Short task:
Each line of the listing that contains the word "this" is to be copied.

Entries supplied:

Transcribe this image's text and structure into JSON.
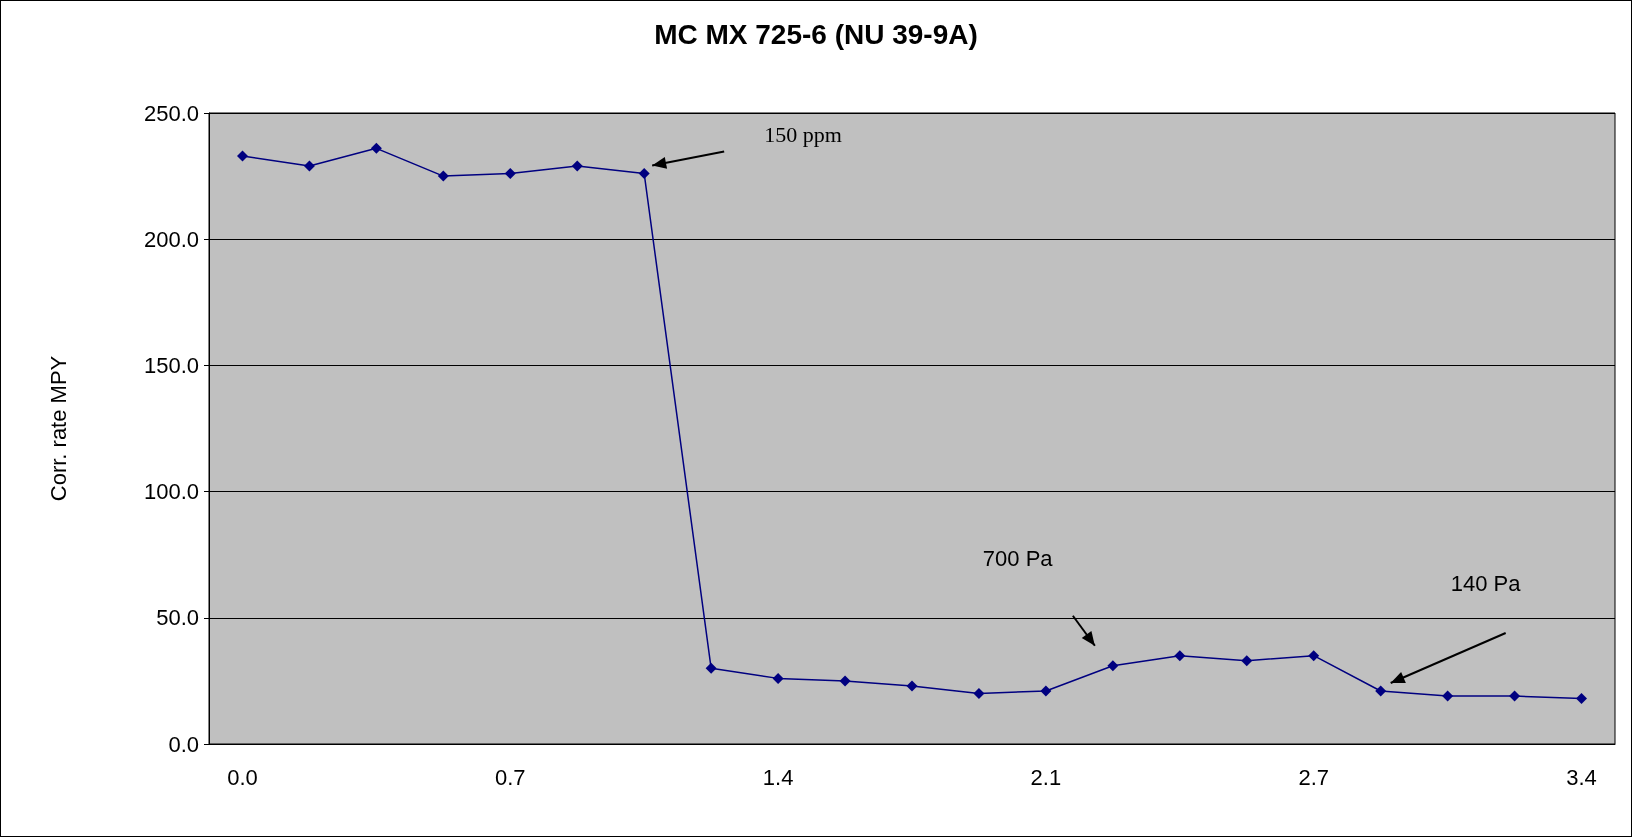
{
  "chart_data": {
    "type": "line",
    "title": "MC MX 725-6 (NU 39-9A)",
    "ylabel": "Corr. rate MPY",
    "categories": [
      "0.0",
      null,
      null,
      null,
      "0.7",
      null,
      null,
      null,
      "1.4",
      null,
      null,
      null,
      "2.1",
      null,
      null,
      null,
      "2.7",
      null,
      null,
      null,
      "3.4"
    ],
    "series": [
      {
        "color": "#000080",
        "values": [
          233,
          229,
          236,
          225,
          226,
          229,
          226,
          30,
          26,
          25,
          23,
          20,
          21,
          31,
          35,
          33,
          35,
          21,
          19,
          19,
          18
        ]
      }
    ],
    "ylim": [
      0,
      250
    ],
    "yticks": [
      {
        "value": 0,
        "label": "0.0"
      },
      {
        "value": 50,
        "label": "50.0"
      },
      {
        "value": 100,
        "label": "100.0"
      },
      {
        "value": 150,
        "label": "150.0"
      },
      {
        "value": 200,
        "label": "200.0"
      },
      {
        "value": 250,
        "label": "250.0"
      }
    ],
    "grid": "y",
    "marker": "diamond",
    "line_style": "solid",
    "annotations": [
      "150 ppm",
      "700 Pa",
      "140 Pa"
    ]
  }
}
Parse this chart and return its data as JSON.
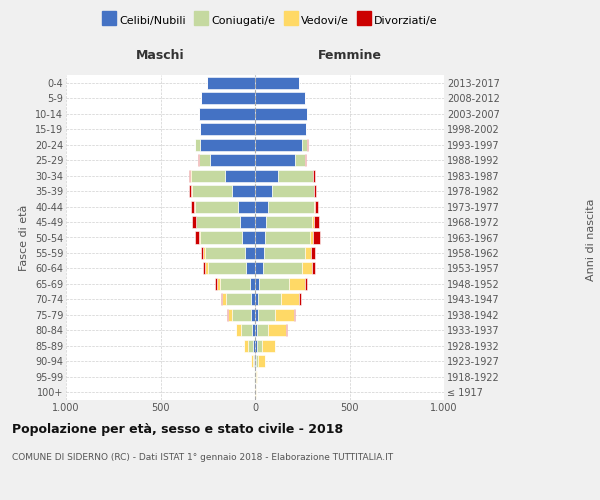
{
  "age_groups": [
    "100+",
    "95-99",
    "90-94",
    "85-89",
    "80-84",
    "75-79",
    "70-74",
    "65-69",
    "60-64",
    "55-59",
    "50-54",
    "45-49",
    "40-44",
    "35-39",
    "30-34",
    "25-29",
    "20-24",
    "15-19",
    "10-14",
    "5-9",
    "0-4"
  ],
  "birth_years": [
    "≤ 1917",
    "1918-1922",
    "1923-1927",
    "1928-1932",
    "1933-1937",
    "1938-1942",
    "1943-1947",
    "1948-1952",
    "1953-1957",
    "1958-1962",
    "1963-1967",
    "1968-1972",
    "1973-1977",
    "1978-1982",
    "1983-1987",
    "1988-1992",
    "1993-1997",
    "1998-2002",
    "2003-2007",
    "2008-2012",
    "2013-2017"
  ],
  "maschi": {
    "celibi": [
      2,
      2,
      4,
      8,
      15,
      20,
      22,
      28,
      50,
      55,
      70,
      80,
      90,
      120,
      160,
      240,
      290,
      290,
      295,
      285,
      255
    ],
    "coniugati": [
      0,
      2,
      8,
      30,
      60,
      100,
      130,
      155,
      200,
      210,
      220,
      230,
      230,
      215,
      180,
      55,
      25,
      2,
      2,
      0,
      0
    ],
    "vedovi": [
      0,
      2,
      8,
      20,
      25,
      22,
      22,
      18,
      12,
      8,
      5,
      3,
      2,
      2,
      2,
      2,
      2,
      0,
      0,
      0,
      0
    ],
    "divorziati": [
      0,
      0,
      0,
      2,
      3,
      5,
      8,
      8,
      12,
      15,
      20,
      18,
      15,
      12,
      8,
      2,
      2,
      0,
      0,
      0,
      0
    ]
  },
  "femmine": {
    "nubili": [
      2,
      2,
      5,
      8,
      12,
      15,
      18,
      22,
      40,
      45,
      55,
      60,
      70,
      90,
      120,
      210,
      250,
      270,
      275,
      265,
      235
    ],
    "coniugate": [
      0,
      3,
      12,
      28,
      55,
      90,
      120,
      160,
      210,
      220,
      235,
      240,
      240,
      220,
      185,
      55,
      25,
      2,
      2,
      0,
      0
    ],
    "vedove": [
      2,
      5,
      35,
      70,
      95,
      100,
      95,
      80,
      50,
      30,
      18,
      10,
      5,
      3,
      3,
      2,
      2,
      0,
      0,
      0,
      0
    ],
    "divorziate": [
      0,
      0,
      2,
      2,
      5,
      8,
      10,
      12,
      18,
      25,
      35,
      28,
      18,
      12,
      8,
      2,
      2,
      0,
      0,
      0,
      0
    ]
  },
  "colors": {
    "celibi": "#4472C4",
    "coniugati": "#C5D9A0",
    "vedovi": "#FFD966",
    "divorziati": "#CC0000"
  },
  "legend_labels": [
    "Celibi/Nubili",
    "Coniugati/e",
    "Vedovi/e",
    "Divorziati/e"
  ],
  "title": "Popolazione per età, sesso e stato civile - 2018",
  "subtitle": "COMUNE DI SIDERNO (RC) - Dati ISTAT 1° gennaio 2018 - Elaborazione TUTTITALIA.IT",
  "xlabel_left": "Maschi",
  "xlabel_right": "Femmine",
  "ylabel_left": "Fasce di età",
  "ylabel_right": "Anni di nascita",
  "xlim": 1000,
  "bg_color": "#f0f0f0",
  "plot_bg": "#ffffff"
}
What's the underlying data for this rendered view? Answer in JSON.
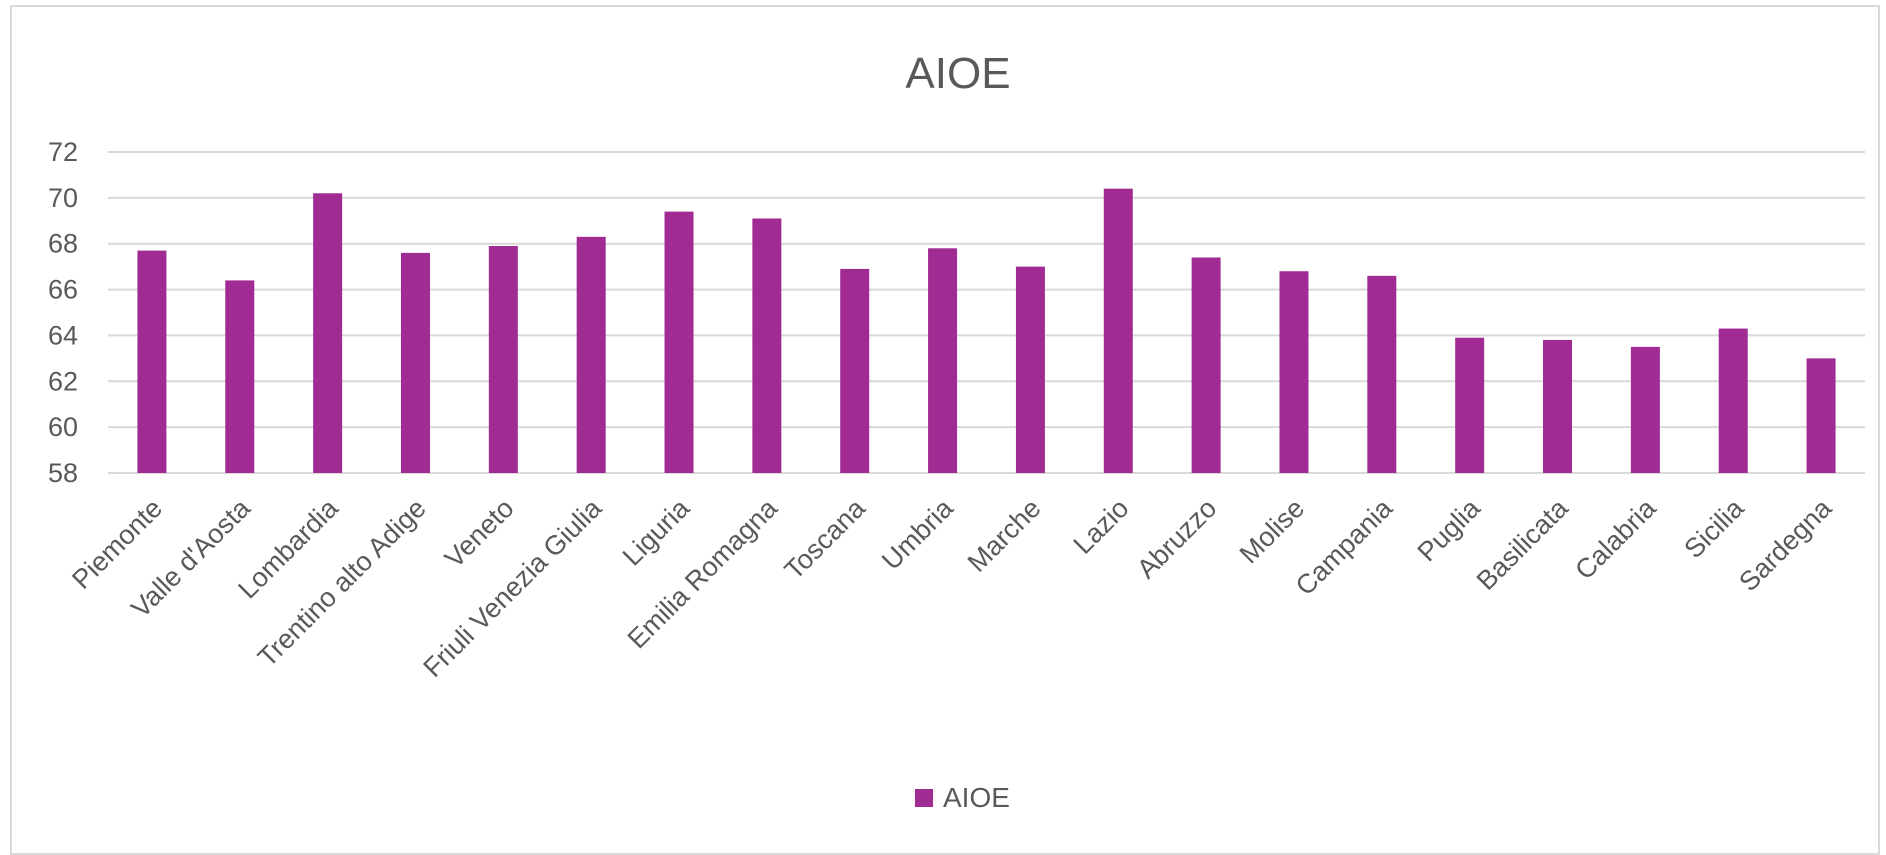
{
  "chart_data": {
    "type": "bar",
    "title": "AIOE",
    "xlabel": "",
    "ylabel": "",
    "ylim": [
      58,
      72
    ],
    "yticks": [
      58,
      60,
      62,
      64,
      66,
      68,
      70,
      72
    ],
    "grid": true,
    "legend_position": "bottom",
    "categories": [
      "Piemonte",
      "Valle d'Aosta",
      "Lombardia",
      "Trentino alto Adige",
      "Veneto",
      "Friuli Venezia Giulia",
      "Liguria",
      "Emilia Romagna",
      "Toscana",
      "Umbria",
      "Marche",
      "Lazio",
      "Abruzzo",
      "Molise",
      "Campania",
      "Puglia",
      "Basilicata",
      "Calabria",
      "Sicilia",
      "Sardegna"
    ],
    "series": [
      {
        "name": "AIOE",
        "color": "#a02b93",
        "values": [
          67.7,
          66.4,
          70.2,
          67.6,
          67.9,
          68.3,
          69.4,
          69.1,
          66.9,
          67.8,
          67.0,
          70.4,
          67.4,
          66.8,
          66.6,
          63.9,
          63.8,
          63.5,
          64.3,
          63.0
        ]
      }
    ]
  }
}
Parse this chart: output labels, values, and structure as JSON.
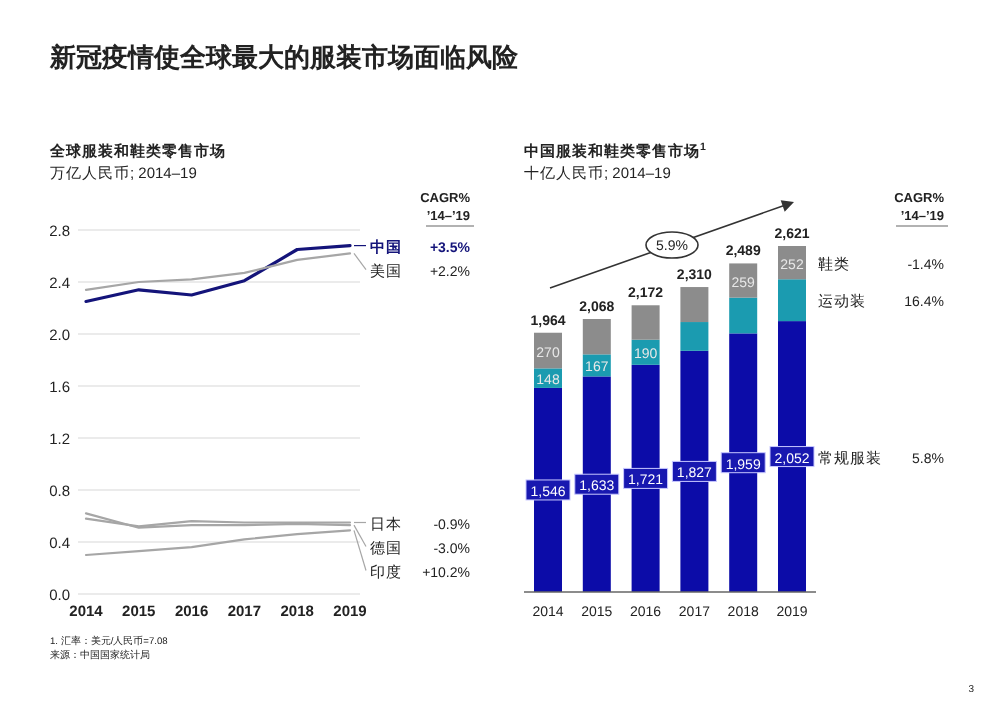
{
  "chart_data": [
    {
      "type": "line",
      "title": "全球服装和鞋类零售市场",
      "subtitle": "万亿人民币; 2014–19",
      "categories": [
        "2014",
        "2015",
        "2016",
        "2017",
        "2018",
        "2019"
      ],
      "series": [
        {
          "name": "中国",
          "color": "#14147a",
          "values": [
            2.25,
            2.34,
            2.3,
            2.41,
            2.65,
            2.68
          ]
        },
        {
          "name": "美国",
          "color": "#a6a6a6",
          "values": [
            2.34,
            2.4,
            2.42,
            2.47,
            2.57,
            2.62
          ]
        },
        {
          "name": "日本",
          "color": "#a6a6a6",
          "values": [
            0.58,
            0.52,
            0.56,
            0.55,
            0.55,
            0.55
          ]
        },
        {
          "name": "德国",
          "color": "#a6a6a6",
          "values": [
            0.62,
            0.51,
            0.53,
            0.53,
            0.54,
            0.53
          ]
        },
        {
          "name": "印度",
          "color": "#a6a6a6",
          "values": [
            0.3,
            0.33,
            0.36,
            0.42,
            0.46,
            0.49
          ]
        }
      ],
      "ylim": [
        0,
        2.8
      ],
      "yticks": [
        {
          "value": 0,
          "label": "0.0"
        },
        0.4,
        0.8,
        1.2,
        1.6,
        {
          "value": 2,
          "label": "2.0"
        },
        2.4,
        2.8
      ],
      "grid": "y",
      "legend": "right",
      "annotations": [
        "新冠疫情使全球最大的服装市场面临风险",
        "CAGR%",
        "’14–’19",
        "+3.5%",
        "+2.2%",
        "-0.9%",
        "-3.0%",
        "+10.2%",
        "1. 汇率：美元/人民币=7.08",
        "来源：中国国家统计局"
      ]
    },
    {
      "type": "bar",
      "stacked": true,
      "title": "中国服装和鞋类零售市场$^{1}$",
      "subtitle": "十亿人民币; 2014–19",
      "categories": [
        "2014",
        "2015",
        "2016",
        "2017",
        "2018",
        "2019"
      ],
      "series": [
        {
          "name": "常规服装",
          "color": "#0c0ca8",
          "values": [
            1546,
            1633,
            1721,
            1827,
            1959,
            2052
          ],
          "value_labels": [
            "1,546",
            "1,633",
            "1,721",
            "1,827",
            "1,959",
            "2,052"
          ]
        },
        {
          "name": "运动装",
          "color": "#1b9bb0",
          "values": [
            148,
            167,
            190,
            218,
            271,
            317
          ],
          "value_labels": [
            "148",
            "167",
            "190",
            null,
            null,
            null
          ]
        },
        {
          "name": "鞋类",
          "color": "#8c8c8c",
          "values": [
            270,
            268,
            261,
            265,
            259,
            252
          ],
          "value_labels": [
            "270",
            null,
            null,
            null,
            "259",
            "252"
          ]
        }
      ],
      "legend": "right",
      "totals": [
        "1,964",
        "2,068",
        "2,172",
        "2,310",
        "2,489",
        "2,621"
      ],
      "annotations": [
        "5.9%",
        "CAGR%",
        "’14–’19",
        "5.8%",
        "16.4%",
        "-1.4%",
        "3"
      ]
    }
  ]
}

Output of the exercise:
Transcribe this image's text and structure into JSON.
Parse this chart and return its data as JSON.
What's the underlying data for this rendered view? Answer in JSON.
Parse this chart: output labels, values, and structure as JSON.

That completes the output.